▸ **Given data**
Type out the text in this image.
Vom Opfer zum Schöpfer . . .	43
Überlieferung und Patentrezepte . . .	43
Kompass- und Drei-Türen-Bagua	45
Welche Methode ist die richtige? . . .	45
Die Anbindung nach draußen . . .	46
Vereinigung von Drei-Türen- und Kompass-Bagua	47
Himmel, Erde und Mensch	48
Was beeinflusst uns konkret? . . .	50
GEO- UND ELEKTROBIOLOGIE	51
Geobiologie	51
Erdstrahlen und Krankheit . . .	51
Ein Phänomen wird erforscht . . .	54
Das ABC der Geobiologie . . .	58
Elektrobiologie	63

* * *

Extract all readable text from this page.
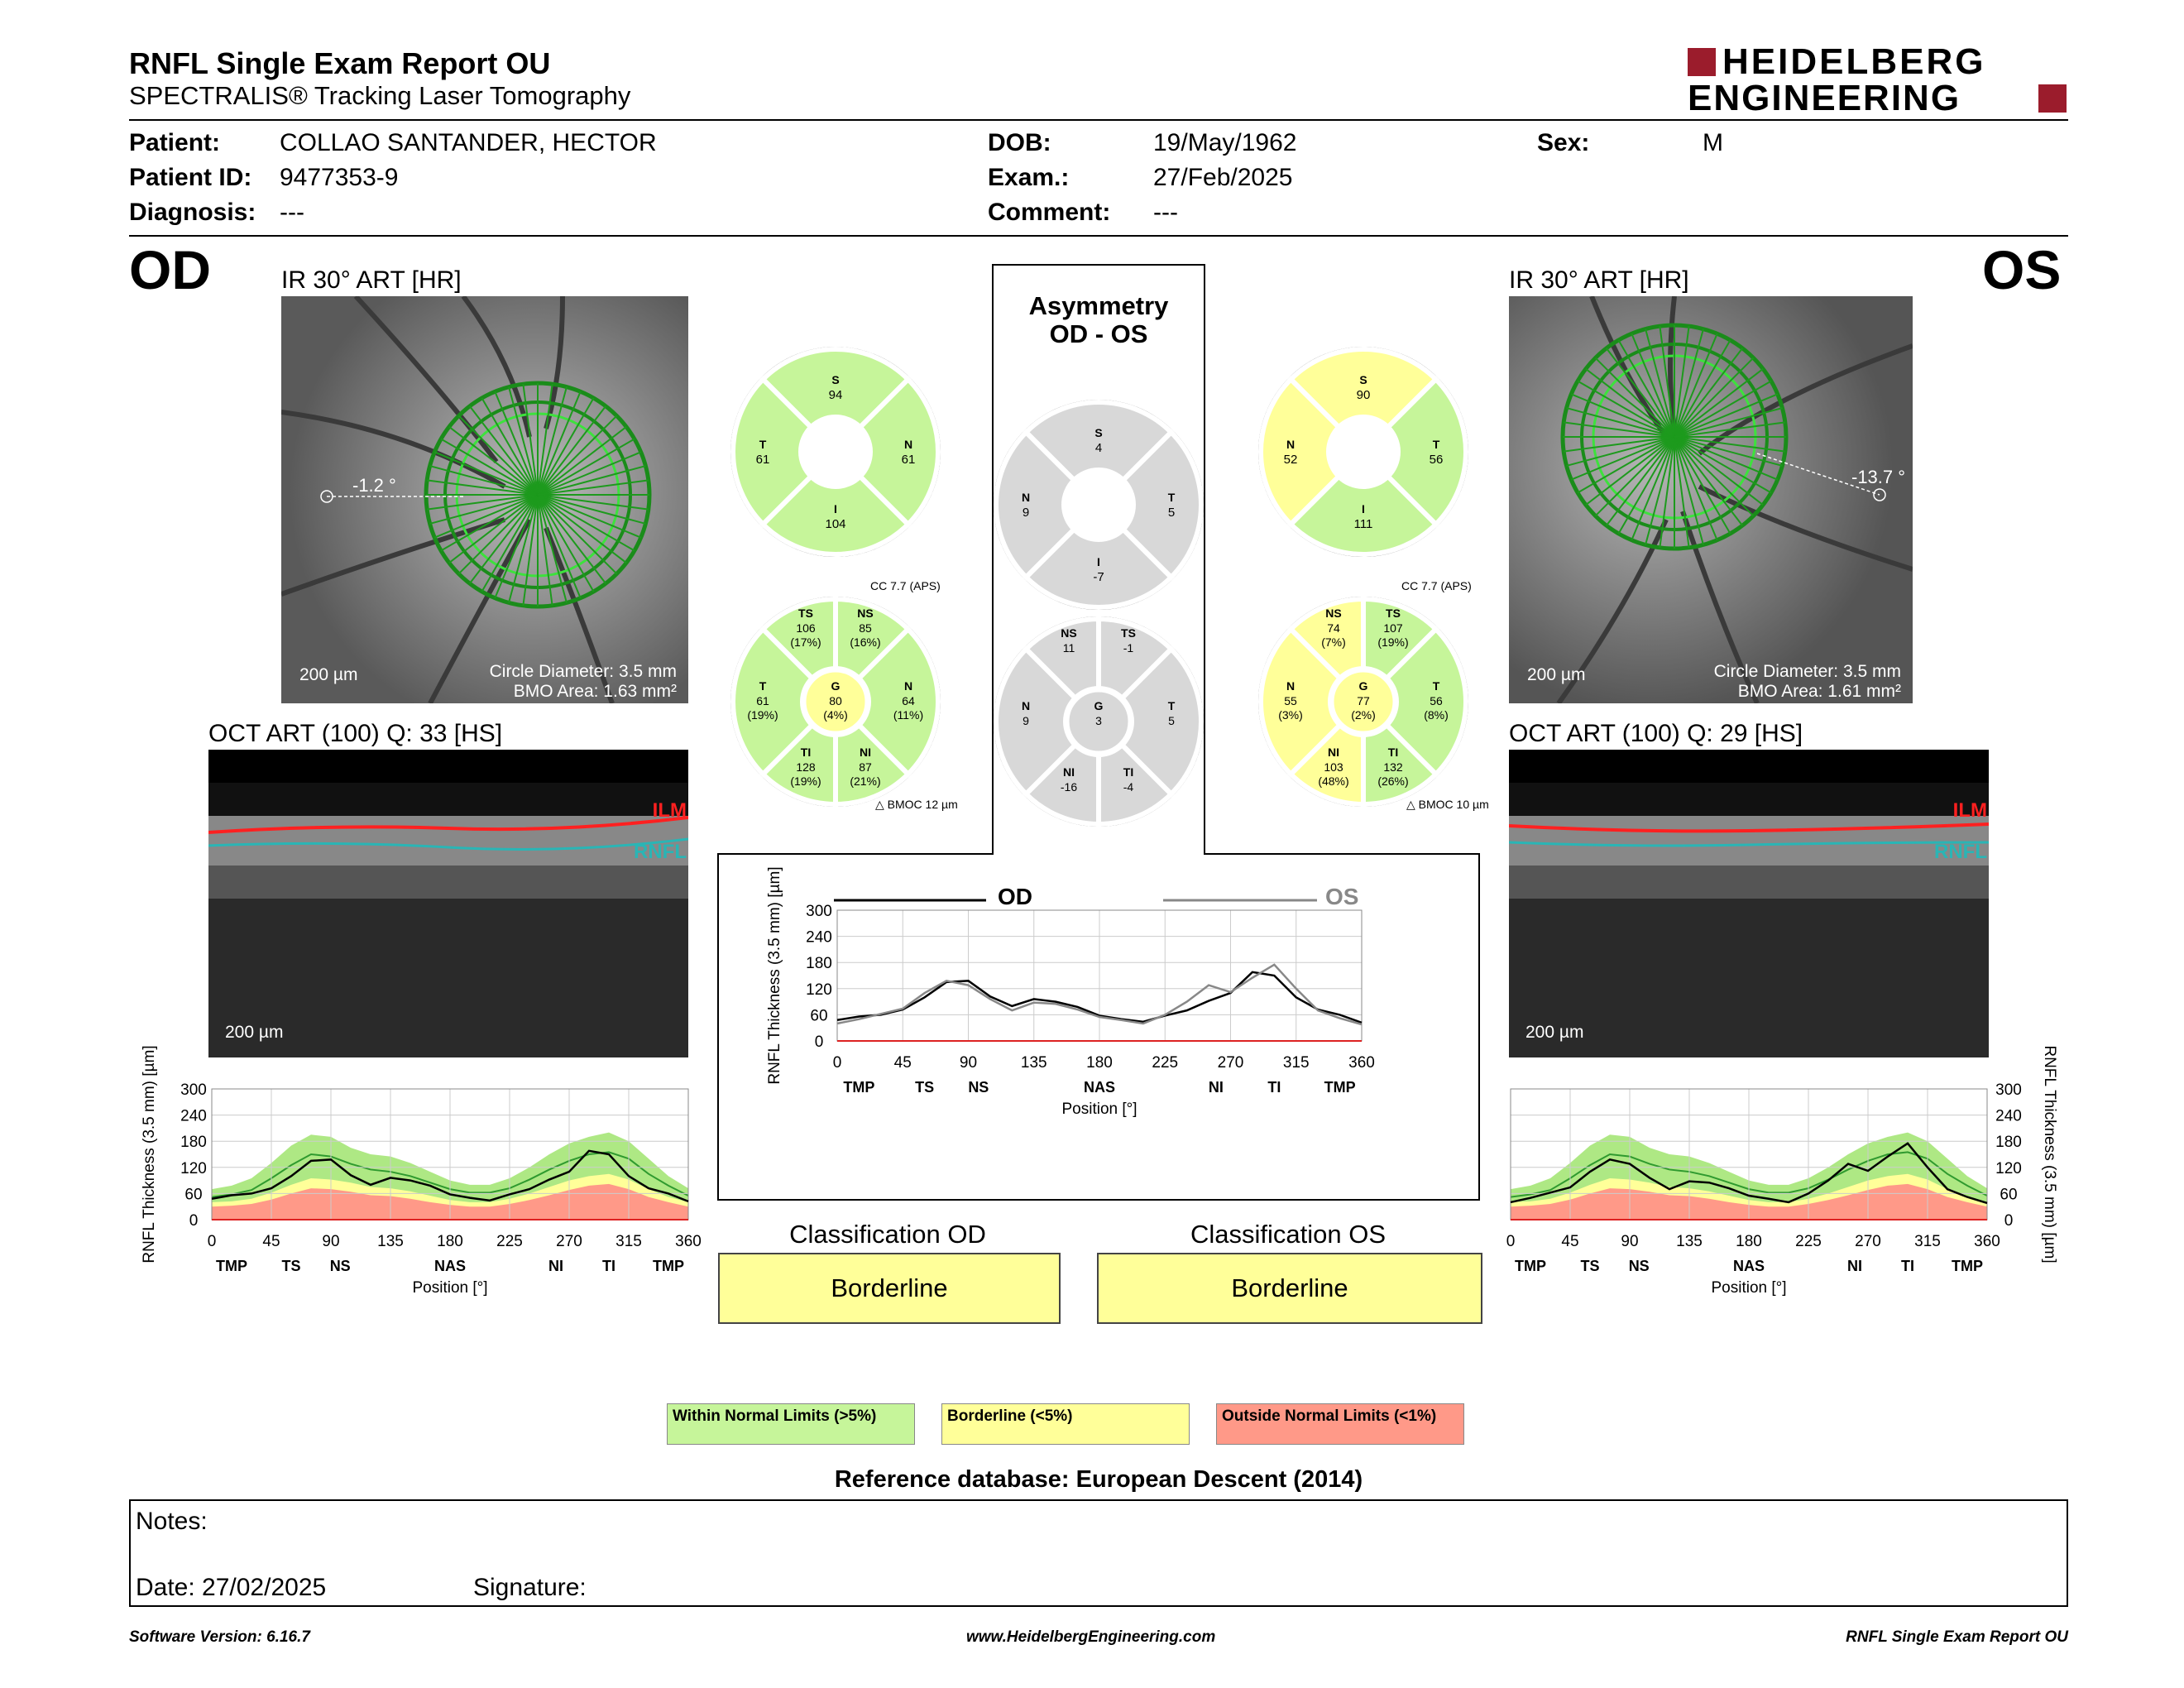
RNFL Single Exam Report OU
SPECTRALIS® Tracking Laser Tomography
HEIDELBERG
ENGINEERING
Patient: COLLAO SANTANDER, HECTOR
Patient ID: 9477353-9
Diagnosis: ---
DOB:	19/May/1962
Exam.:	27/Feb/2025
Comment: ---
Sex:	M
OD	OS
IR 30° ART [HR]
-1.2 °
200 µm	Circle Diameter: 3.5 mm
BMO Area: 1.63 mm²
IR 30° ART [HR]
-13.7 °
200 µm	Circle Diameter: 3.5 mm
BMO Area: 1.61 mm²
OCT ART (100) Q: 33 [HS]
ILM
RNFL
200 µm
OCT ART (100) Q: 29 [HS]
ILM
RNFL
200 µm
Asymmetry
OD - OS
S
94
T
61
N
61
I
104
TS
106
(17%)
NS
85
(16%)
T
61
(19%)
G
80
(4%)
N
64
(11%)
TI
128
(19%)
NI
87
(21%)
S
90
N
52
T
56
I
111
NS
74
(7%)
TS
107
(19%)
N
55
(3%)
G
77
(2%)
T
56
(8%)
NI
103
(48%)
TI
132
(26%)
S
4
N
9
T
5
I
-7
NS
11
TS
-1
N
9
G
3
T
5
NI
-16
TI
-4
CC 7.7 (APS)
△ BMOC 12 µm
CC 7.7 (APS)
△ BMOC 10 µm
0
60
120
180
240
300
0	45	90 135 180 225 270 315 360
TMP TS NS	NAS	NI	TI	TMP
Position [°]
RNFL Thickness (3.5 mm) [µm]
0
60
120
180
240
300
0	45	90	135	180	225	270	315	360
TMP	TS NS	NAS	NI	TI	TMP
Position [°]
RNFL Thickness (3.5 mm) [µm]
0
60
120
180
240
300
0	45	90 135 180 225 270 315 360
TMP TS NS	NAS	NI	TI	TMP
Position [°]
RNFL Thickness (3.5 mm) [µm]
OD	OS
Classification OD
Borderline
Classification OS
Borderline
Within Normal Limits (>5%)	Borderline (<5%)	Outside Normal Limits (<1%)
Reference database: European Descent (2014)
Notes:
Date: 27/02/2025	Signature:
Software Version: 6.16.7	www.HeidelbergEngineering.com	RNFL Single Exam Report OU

▸ **Given request**
Pull every line containing the word "Drei" out of the material.

▸ **Correct output**
Kompass- und Drei-Türen-Bagua	45
Vereinigung von Drei-Türen- und Kompass-Bagua	47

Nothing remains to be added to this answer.